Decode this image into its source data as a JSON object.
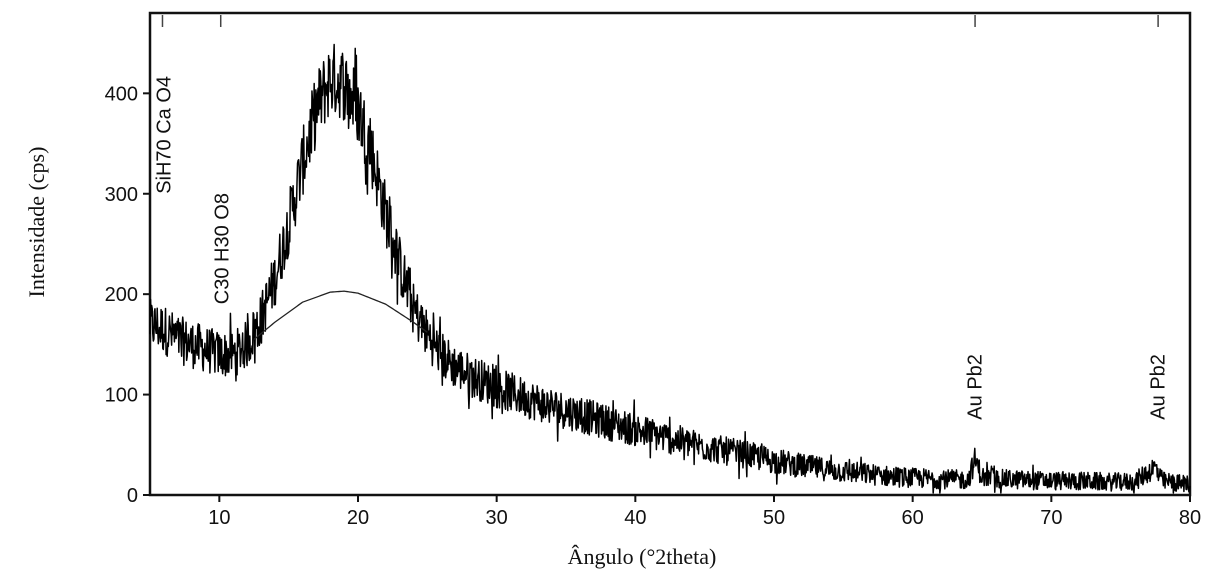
{
  "chart_data": {
    "type": "line",
    "title": "",
    "xlabel": "Ângulo (°2theta)",
    "ylabel": "Intensidade (cps)",
    "xlim": [
      5,
      80
    ],
    "ylim": [
      0,
      480
    ],
    "x_ticks": [
      10,
      20,
      30,
      40,
      50,
      60,
      70,
      80
    ],
    "y_ticks": [
      0,
      100,
      200,
      300,
      400
    ],
    "grid": false,
    "series": [
      {
        "type": "noisy-line",
        "x": [
          5,
          6,
          7,
          8,
          9,
          10,
          11,
          12,
          13,
          14,
          15,
          16,
          17,
          18,
          19,
          20,
          21,
          22,
          23,
          24,
          25,
          26,
          27,
          28,
          30,
          32,
          34,
          36,
          38,
          40,
          42,
          44,
          46,
          48,
          50,
          52,
          54,
          56,
          58,
          60,
          62,
          64,
          64.5,
          65,
          66,
          68,
          70,
          72,
          74,
          76,
          77.5,
          78,
          79,
          80
        ],
        "values": [
          170,
          165,
          155,
          150,
          145,
          140,
          140,
          150,
          175,
          215,
          270,
          330,
          385,
          415,
          410,
          385,
          340,
          280,
          230,
          185,
          160,
          140,
          128,
          120,
          107,
          97,
          88,
          80,
          72,
          65,
          58,
          51,
          45,
          40,
          34,
          29,
          25,
          22,
          19,
          17,
          16,
          15,
          35,
          18,
          16,
          15,
          14,
          14,
          13,
          13,
          28,
          14,
          12,
          11
        ]
      },
      {
        "type": "smooth-background",
        "x": [
          12.5,
          14,
          16,
          18,
          19,
          20,
          22,
          24,
          25
        ],
        "values": [
          155,
          172,
          192,
          202,
          203,
          201,
          190,
          172,
          162
        ]
      }
    ],
    "annotations": [
      "SiH70 Ca O4",
      "C30 H30 O8",
      "Au Pb2",
      "Au Pb2"
    ]
  }
}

##############################

Pick out and copy the lines of the material that include the word "type".

    "type": "line",
        "type": "noisy-line",
        "type": "smooth-background",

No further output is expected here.